[Saved entries]
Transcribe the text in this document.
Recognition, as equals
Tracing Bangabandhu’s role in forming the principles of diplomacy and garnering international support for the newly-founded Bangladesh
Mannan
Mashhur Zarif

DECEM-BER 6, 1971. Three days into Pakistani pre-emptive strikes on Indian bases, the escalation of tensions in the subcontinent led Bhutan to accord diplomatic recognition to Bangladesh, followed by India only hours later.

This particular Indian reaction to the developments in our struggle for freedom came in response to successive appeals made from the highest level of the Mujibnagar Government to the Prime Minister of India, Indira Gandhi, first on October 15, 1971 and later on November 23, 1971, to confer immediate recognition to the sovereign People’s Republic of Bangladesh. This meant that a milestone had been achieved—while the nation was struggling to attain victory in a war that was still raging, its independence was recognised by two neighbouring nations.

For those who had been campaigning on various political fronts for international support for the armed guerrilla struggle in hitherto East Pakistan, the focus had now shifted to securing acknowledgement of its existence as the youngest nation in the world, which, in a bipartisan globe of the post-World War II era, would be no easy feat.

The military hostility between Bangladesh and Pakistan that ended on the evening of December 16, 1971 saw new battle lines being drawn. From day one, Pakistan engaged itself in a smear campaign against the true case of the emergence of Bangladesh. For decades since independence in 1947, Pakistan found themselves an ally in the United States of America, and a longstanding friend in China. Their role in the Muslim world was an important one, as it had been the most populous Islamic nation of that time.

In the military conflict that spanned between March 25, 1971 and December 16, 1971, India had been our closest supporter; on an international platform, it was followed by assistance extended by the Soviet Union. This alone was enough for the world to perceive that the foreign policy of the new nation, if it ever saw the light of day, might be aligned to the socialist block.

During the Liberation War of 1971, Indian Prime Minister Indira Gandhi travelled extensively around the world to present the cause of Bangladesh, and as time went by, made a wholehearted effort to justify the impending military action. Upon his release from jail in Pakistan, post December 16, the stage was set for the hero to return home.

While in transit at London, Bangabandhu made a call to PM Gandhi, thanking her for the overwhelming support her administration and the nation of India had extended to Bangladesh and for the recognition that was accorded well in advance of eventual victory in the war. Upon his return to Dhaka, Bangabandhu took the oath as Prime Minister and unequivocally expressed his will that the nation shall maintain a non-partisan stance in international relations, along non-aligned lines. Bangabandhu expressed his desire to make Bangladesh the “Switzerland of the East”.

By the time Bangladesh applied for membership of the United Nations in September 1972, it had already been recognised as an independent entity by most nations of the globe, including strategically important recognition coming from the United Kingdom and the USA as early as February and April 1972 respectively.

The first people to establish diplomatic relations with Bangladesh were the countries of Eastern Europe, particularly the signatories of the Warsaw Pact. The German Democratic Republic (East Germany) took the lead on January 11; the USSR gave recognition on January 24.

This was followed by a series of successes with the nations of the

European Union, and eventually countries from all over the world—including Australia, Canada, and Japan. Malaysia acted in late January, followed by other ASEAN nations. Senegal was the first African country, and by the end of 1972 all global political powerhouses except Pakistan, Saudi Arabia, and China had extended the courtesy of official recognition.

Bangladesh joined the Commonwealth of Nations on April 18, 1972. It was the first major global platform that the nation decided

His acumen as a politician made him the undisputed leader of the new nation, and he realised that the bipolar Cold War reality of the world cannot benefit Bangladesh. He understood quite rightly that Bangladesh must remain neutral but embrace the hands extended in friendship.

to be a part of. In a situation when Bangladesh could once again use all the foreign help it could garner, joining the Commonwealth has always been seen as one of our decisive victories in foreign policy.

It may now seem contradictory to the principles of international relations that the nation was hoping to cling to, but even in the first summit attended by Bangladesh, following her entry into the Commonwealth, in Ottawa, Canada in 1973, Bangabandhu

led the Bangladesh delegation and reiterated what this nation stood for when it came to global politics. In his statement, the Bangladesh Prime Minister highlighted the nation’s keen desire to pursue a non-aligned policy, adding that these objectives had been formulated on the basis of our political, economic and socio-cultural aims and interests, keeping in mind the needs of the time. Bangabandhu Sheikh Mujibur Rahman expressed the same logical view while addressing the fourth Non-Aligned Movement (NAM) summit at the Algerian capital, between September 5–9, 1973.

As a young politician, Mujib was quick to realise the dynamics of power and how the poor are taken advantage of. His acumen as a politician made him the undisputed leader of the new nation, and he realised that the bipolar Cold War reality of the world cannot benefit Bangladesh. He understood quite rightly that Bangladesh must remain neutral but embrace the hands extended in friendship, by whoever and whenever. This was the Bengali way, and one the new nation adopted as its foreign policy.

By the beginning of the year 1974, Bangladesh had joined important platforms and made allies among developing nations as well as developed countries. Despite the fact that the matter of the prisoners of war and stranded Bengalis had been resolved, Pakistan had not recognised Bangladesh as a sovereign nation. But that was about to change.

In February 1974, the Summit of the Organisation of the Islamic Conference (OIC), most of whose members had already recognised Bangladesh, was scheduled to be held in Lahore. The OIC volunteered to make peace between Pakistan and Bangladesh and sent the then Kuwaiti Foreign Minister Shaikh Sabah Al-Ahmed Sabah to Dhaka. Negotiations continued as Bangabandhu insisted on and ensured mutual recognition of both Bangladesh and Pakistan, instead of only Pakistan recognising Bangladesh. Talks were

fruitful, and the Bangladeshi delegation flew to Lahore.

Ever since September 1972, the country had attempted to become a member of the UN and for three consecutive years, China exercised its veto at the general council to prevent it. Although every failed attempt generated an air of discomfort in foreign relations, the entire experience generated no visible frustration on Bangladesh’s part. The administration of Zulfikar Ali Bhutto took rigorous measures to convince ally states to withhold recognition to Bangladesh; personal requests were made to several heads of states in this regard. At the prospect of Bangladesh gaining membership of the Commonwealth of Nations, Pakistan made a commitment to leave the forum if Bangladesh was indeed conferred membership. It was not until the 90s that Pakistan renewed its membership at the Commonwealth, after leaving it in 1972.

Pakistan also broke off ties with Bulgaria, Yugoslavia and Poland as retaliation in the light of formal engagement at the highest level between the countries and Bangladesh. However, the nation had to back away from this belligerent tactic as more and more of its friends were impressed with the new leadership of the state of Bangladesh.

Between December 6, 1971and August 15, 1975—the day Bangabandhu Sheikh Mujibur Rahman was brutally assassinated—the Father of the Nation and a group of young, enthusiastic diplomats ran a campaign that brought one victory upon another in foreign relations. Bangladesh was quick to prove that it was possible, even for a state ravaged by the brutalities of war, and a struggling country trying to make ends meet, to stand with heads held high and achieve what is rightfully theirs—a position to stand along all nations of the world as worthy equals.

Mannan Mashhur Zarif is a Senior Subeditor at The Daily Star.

> **SHORT PROBLEM**: Reproduce the material precisely, including every line.

> **RESPONSE TO THE TASK**:
Transcribe the text in this document.
Recognition, as equals
Tracing Bangabandhu’s role in forming the principles of diplomacy and garnering international support for the newly-founded Bangladesh
Mannan
Mashhur Zarif

DECEM-BER 6, 1971. Three days into Pakistani pre-emptive strikes on Indian bases, the escalation of tensions in the subcontinent led Bhutan to accord diplomatic recognition to Bangladesh, followed by India only hours later.

This particular Indian reaction to the developments in our struggle for freedom came in response to successive appeals made from the highest level of the Mujibnagar Government to the Prime Minister of India, Indira Gandhi, first on October 15, 1971 and later on November 23, 1971, to confer immediate recognition to the sovereign People’s Republic of Bangladesh. This meant that a milestone had been achieved—while the nation was struggling to attain victory in a war that was still raging, its independence was recognised by two neighbouring nations.

For those who had been campaigning on various political fronts for international support for the armed guerrilla struggle in hitherto East Pakistan, the focus had now shifted to securing acknowledgement of its existence as the youngest nation in the world, which, in a bipartisan globe of the post-World War II era, would be no easy feat.

The military hostility between Bangladesh and Pakistan that ended on the evening of December 16, 1971 saw new battle lines being drawn. From day one, Pakistan engaged itself in a smear campaign against the true case of the emergence of Bangladesh. For decades since independence in 1947, Pakistan found themselves an ally in the United States of America, and a longstanding friend in China. Their role in the Muslim world was an important one, as it had been the most populous Islamic nation of that time.

In the military conflict that spanned between March 25, 1971 and December 16, 1971, India had been our closest supporter; on an international platform, it was followed by assistance extended by the Soviet Union. This alone was enough for the world to perceive that the foreign policy of the new nation, if it ever saw the light of day, might be aligned to the socialist block.

During the Liberation War of 1971, Indian Prime Minister Indira Gandhi travelled extensively around the world to present the cause of Bangladesh, and as time went by, made a wholehearted effort to justify the impending military action. Upon his release from jail in Pakistan, post December 16, the stage was set for the hero to return home.

While in transit at London, Bangabandhu made a call to PM Gandhi, thanking her for the overwhelming support her administration and the nation of India had extended to Bangladesh and for the recognition that was accorded well in advance of eventual victory in the war. Upon his return to Dhaka, Bangabandhu took the oath as Prime Minister and unequivocally expressed his will that the nation shall maintain a non-partisan stance in international relations, along non-aligned lines. Bangabandhu expressed his desire to make Bangladesh the “Switzerland of the East”.

By the time Bangladesh applied for membership of the United Nations in September 1972, it had already been recognised as an independent entity by most nations of the globe, including strategically important recognition coming from the United Kingdom and the USA as early as February and April 1972 respectively.

The first people to establish diplomatic relations with Bangladesh were the countries of Eastern Europe, particularly the signatories of the Warsaw Pact. The German Democratic Republic (East Germany) took the lead on January 11; the USSR gave recognition on January 24.

This was followed by a series of successes with the nations of the

European Union, and eventually countries from all over the world—including Australia, Canada, and Japan. Malaysia acted in late January, followed by other ASEAN nations. Senegal was the first African country, and by the end of 1972 all global political powerhouses except Pakistan, Saudi Arabia, and China had extended the courtesy of official recognition.

Bangladesh joined the Commonwealth of Nations on April 18, 1972. It was the first major global platform that the nation decided

His acumen as a politician made him the undisputed leader of the new nation, and he realised that the bipolar Cold War reality of the world cannot benefit Bangladesh. He understood quite rightly that Bangladesh must remain neutral but embrace the hands extended in friendship.

to be a part of. In a situation when Bangladesh could once again use all the foreign help it could garner, joining the Commonwealth has always been seen as one of our decisive victories in foreign policy.

It may now seem contradictory to the principles of international relations that the nation was hoping to cling to, but even in the first summit attended by Bangladesh, following her entry into the Commonwealth, in Ottawa, Canada in 1973, Bangabandhu

led the Bangladesh delegation and reiterated what this nation stood for when it came to global politics. In his statement, the Bangladesh Prime Minister highlighted the nation’s keen desire to pursue a non-aligned policy, adding that these objectives had been formulated on the basis of our political, economic and socio-cultural aims and interests, keeping in mind the needs of the time. Bangabandhu Sheikh Mujibur Rahman expressed the same logical view while addressing the fourth Non-Aligned Movement (NAM) summit at the Algerian capital, between September 5–9, 1973.

As a young politician, Mujib was quick to realise the dynamics of power and how the poor are taken advantage of. His acumen as a politician made him the undisputed leader of the new nation, and he realised that the bipolar Cold War reality of the world cannot benefit Bangladesh. He understood quite rightly that Bangladesh must remain neutral but embrace the hands extended in friendship, by whoever and whenever. This was the Bengali way, and one the new nation adopted as its foreign policy.

By the beginning of the year 1974, Bangladesh had joined important platforms and made allies among developing nations as well as developed countries. Despite the fact that the matter of the prisoners of war and stranded Bengalis had been resolved, Pakistan had not recognised Bangladesh as a sovereign nation. But that was about to change.

In February 1974, the Summit of the Organisation of the Islamic Conference (OIC), most of whose members had already recognised Bangladesh, was scheduled to be held in Lahore. The OIC volunteered to make peace between Pakistan and Bangladesh and sent the then Kuwaiti Foreign Minister Shaikh Sabah Al-Ahmed Sabah to Dhaka. Negotiations continued as Bangabandhu insisted on and ensured mutual recognition of both Bangladesh and Pakistan, instead of only Pakistan recognising Bangladesh. Talks were

fruitful, and the Bangladeshi delegation flew to Lahore.

Ever since September 1972, the country had attempted to become a member of the UN and for three consecutive years, China exercised its veto at the general council to prevent it. Although every failed attempt generated an air of discomfort in foreign relations, the entire experience generated no visible frustration on Bangladesh’s part. The administration of Zulfikar Ali Bhutto took rigorous measures to convince ally states to withhold recognition to Bangladesh; personal requests were made to several heads of states in this regard. At the prospect of Bangladesh gaining membership of the Commonwealth of Nations, Pakistan made a commitment to leave the forum if Bangladesh was indeed conferred membership. It was not until the 90s that Pakistan renewed its membership at the Commonwealth, after leaving it in 1972.

Pakistan also broke off ties with Bulgaria, Yugoslavia and Poland as retaliation in the light of formal engagement at the highest level between the countries and Bangladesh. However, the nation had to back away from this belligerent tactic as more and more of its friends were impressed with the new leadership of the state of Bangladesh.

Between December 6, 1971and August 15, 1975—the day Bangabandhu Sheikh Mujibur Rahman was brutally assassinated—the Father of the Nation and a group of young, enthusiastic diplomats ran a campaign that brought one victory upon another in foreign relations. Bangladesh was quick to prove that it was possible, even for a state ravaged by the brutalities of war, and a struggling country trying to make ends meet, to stand with heads held high and achieve what is rightfully theirs—a position to stand along all nations of the world as worthy equals.

Mannan Mashhur Zarif is a Senior Subeditor at The Daily Star.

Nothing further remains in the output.